-- start of Data supplied --
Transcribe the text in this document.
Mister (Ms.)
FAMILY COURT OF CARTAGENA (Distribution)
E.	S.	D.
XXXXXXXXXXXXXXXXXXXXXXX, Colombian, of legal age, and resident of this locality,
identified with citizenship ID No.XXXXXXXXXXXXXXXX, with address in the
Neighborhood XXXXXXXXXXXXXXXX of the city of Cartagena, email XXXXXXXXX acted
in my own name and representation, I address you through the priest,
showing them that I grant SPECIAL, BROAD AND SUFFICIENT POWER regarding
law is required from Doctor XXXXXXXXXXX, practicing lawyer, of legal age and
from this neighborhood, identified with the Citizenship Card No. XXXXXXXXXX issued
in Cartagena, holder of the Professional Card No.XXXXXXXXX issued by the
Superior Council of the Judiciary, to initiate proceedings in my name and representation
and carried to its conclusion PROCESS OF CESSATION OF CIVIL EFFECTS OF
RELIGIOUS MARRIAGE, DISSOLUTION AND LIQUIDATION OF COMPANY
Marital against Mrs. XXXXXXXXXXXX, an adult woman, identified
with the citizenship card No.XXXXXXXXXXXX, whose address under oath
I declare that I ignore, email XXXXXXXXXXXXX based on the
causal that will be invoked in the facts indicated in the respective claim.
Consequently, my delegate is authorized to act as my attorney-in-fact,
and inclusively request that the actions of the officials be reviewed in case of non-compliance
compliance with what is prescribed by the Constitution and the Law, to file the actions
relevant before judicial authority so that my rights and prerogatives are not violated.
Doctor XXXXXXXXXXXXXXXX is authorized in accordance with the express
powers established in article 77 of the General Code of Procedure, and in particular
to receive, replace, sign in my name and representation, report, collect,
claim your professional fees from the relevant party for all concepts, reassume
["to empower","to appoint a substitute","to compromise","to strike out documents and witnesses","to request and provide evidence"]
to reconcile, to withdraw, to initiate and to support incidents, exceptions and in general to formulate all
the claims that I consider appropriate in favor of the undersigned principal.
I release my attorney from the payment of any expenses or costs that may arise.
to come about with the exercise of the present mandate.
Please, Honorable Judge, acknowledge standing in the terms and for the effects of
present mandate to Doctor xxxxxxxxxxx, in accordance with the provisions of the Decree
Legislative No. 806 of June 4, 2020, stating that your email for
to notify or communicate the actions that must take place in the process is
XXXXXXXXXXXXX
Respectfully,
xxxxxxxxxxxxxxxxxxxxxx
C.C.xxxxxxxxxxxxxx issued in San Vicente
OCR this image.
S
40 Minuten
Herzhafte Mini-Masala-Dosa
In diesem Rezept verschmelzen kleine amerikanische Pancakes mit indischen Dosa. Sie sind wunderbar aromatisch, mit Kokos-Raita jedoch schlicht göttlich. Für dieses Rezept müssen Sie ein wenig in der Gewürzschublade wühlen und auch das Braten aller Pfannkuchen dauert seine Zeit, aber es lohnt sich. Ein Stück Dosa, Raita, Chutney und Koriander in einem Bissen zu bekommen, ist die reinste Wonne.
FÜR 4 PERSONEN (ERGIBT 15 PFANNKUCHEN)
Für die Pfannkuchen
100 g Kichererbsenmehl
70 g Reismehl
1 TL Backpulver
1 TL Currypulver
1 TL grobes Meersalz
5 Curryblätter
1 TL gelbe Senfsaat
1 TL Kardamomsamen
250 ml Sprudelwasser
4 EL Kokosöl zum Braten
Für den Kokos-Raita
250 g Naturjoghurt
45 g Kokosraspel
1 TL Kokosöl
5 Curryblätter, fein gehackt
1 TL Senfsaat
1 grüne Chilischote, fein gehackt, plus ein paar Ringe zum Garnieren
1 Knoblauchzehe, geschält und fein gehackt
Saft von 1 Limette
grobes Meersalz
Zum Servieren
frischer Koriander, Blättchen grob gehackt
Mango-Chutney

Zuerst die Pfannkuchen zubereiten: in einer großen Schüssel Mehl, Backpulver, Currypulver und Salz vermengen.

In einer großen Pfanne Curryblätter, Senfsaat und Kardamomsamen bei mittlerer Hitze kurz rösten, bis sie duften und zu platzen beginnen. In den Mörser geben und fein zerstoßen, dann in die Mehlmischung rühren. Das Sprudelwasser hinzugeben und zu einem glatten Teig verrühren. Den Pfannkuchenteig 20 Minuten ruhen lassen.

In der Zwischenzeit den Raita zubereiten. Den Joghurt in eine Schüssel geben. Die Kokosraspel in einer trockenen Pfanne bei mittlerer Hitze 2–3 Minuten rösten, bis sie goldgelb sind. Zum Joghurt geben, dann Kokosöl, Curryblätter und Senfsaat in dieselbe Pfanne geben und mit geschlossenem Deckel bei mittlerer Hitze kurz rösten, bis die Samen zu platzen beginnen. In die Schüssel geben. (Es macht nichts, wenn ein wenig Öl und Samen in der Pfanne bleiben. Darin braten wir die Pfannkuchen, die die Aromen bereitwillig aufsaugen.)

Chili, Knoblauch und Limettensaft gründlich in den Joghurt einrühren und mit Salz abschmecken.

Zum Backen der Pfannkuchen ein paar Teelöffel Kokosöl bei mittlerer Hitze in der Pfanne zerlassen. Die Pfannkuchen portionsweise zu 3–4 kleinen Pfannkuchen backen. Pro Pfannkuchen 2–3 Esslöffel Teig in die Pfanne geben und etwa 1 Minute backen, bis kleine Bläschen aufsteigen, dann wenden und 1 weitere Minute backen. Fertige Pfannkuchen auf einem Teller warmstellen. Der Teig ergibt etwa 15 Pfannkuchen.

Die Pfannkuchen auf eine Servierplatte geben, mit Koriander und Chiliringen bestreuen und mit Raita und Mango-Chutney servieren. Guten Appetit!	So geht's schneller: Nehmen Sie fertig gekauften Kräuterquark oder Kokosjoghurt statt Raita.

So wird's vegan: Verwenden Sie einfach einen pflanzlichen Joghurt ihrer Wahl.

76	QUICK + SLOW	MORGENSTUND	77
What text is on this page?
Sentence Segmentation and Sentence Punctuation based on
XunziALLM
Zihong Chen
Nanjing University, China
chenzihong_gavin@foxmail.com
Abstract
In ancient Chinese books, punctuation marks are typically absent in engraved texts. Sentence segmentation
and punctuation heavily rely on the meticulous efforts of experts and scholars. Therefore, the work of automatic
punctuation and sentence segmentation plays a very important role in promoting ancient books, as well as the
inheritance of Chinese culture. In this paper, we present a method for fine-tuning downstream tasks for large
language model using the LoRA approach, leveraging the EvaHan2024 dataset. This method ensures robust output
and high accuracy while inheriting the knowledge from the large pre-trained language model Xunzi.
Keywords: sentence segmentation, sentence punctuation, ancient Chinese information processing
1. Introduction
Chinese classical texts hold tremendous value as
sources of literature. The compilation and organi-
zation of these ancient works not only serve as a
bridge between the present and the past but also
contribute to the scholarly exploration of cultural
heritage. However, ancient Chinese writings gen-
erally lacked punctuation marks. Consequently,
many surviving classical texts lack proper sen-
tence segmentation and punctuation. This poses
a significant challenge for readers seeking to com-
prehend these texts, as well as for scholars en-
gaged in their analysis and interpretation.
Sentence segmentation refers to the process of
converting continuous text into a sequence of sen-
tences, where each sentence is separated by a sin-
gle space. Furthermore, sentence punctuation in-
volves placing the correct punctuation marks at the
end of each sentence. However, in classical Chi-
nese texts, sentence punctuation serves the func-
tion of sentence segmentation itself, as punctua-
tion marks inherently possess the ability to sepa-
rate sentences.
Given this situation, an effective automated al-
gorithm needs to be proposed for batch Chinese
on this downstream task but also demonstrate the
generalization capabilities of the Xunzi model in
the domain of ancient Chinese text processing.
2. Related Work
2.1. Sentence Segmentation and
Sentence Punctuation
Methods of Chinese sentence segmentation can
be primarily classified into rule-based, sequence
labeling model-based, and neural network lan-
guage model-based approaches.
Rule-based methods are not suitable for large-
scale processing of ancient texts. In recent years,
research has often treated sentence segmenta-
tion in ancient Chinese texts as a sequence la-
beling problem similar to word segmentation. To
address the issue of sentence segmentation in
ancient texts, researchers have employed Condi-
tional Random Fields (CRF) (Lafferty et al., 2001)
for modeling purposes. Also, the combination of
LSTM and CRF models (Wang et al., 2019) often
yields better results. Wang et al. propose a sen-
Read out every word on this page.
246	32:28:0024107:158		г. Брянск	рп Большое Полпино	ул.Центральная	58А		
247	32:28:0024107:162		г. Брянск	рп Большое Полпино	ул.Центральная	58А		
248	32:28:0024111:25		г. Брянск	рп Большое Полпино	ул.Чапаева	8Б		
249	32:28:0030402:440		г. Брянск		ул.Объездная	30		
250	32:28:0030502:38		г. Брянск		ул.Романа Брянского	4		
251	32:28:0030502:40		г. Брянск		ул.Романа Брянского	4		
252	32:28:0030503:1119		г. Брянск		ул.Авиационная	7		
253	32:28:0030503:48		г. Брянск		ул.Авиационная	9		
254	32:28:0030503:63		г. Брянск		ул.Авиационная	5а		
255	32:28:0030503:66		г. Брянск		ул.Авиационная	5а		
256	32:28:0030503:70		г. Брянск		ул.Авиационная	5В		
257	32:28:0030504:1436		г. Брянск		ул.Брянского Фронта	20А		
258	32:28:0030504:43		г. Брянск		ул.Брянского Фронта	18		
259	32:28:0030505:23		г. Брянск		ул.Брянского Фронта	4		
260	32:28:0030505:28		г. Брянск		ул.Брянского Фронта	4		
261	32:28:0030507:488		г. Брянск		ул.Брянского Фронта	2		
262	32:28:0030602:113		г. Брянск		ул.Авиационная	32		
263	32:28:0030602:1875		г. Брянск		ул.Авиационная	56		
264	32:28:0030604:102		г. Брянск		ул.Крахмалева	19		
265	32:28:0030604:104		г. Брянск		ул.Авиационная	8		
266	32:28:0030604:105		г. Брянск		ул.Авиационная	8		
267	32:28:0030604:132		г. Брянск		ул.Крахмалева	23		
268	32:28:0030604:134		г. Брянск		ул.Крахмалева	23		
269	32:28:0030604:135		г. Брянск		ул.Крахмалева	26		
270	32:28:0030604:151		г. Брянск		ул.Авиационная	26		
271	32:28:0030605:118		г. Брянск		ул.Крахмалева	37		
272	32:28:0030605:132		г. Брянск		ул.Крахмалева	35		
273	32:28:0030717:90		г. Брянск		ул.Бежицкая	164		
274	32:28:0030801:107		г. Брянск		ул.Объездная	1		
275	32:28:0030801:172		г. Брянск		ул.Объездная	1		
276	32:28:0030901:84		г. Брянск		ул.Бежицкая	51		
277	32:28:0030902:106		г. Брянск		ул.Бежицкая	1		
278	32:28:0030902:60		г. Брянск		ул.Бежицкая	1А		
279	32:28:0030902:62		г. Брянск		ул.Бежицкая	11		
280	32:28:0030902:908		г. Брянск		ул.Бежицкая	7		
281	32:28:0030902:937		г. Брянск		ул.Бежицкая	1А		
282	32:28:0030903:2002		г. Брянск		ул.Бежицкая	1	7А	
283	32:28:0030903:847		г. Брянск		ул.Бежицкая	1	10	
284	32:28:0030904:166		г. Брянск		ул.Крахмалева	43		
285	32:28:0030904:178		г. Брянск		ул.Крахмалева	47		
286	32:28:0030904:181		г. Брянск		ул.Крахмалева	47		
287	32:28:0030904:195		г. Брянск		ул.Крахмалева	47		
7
-- end of Data supplied --
**Objective:** Select every line where the word "einem" occurs.

**Task response:**
In diesem Rezept verschmelzen kleine amerikanische Pancakes mit indischen Dosa. Sie sind wunderbar aromatisch, mit Kokos-Raita jedoch schlicht göttlich. Für dieses Rezept müssen Sie ein wenig in der Gewürzschublade wühlen und auch das Braten aller Pfannkuchen dauert seine Zeit, aber es lohnt sich. Ein Stück Dosa, Raita, Chutney und Koriander in einem Bissen zu bekommen, ist die reinste Wonne.
In einer großen Pfanne Curryblätter, Senfsaat und Kardamomsamen bei mittlerer Hitze kurz rösten, bis sie duften und zu platzen beginnen. In den Mörser geben und fein zerstoßen, dann in die Mehlmischung rühren. Das Sprudelwasser hinzugeben und zu einem glatten Teig verrühren. Den Pfannkuchenteig 20 Minuten ruhen lassen.
Zum Backen der Pfannkuchen ein paar Teelöffel Kokosöl bei mittlerer Hitze in der Pfanne zerlassen. Die Pfannkuchen portionsweise zu 3–4 kleinen Pfannkuchen backen. Pro Pfannkuchen 2–3 Esslöffel Teig in die Pfanne geben und etwa 1 Minute backen, bis kleine Bläschen aufsteigen, dann wenden und 1 weitere Minute backen. Fertige Pfannkuchen auf einem Teller warmstellen. Der Teig ergibt etwa 15 Pfannkuchen.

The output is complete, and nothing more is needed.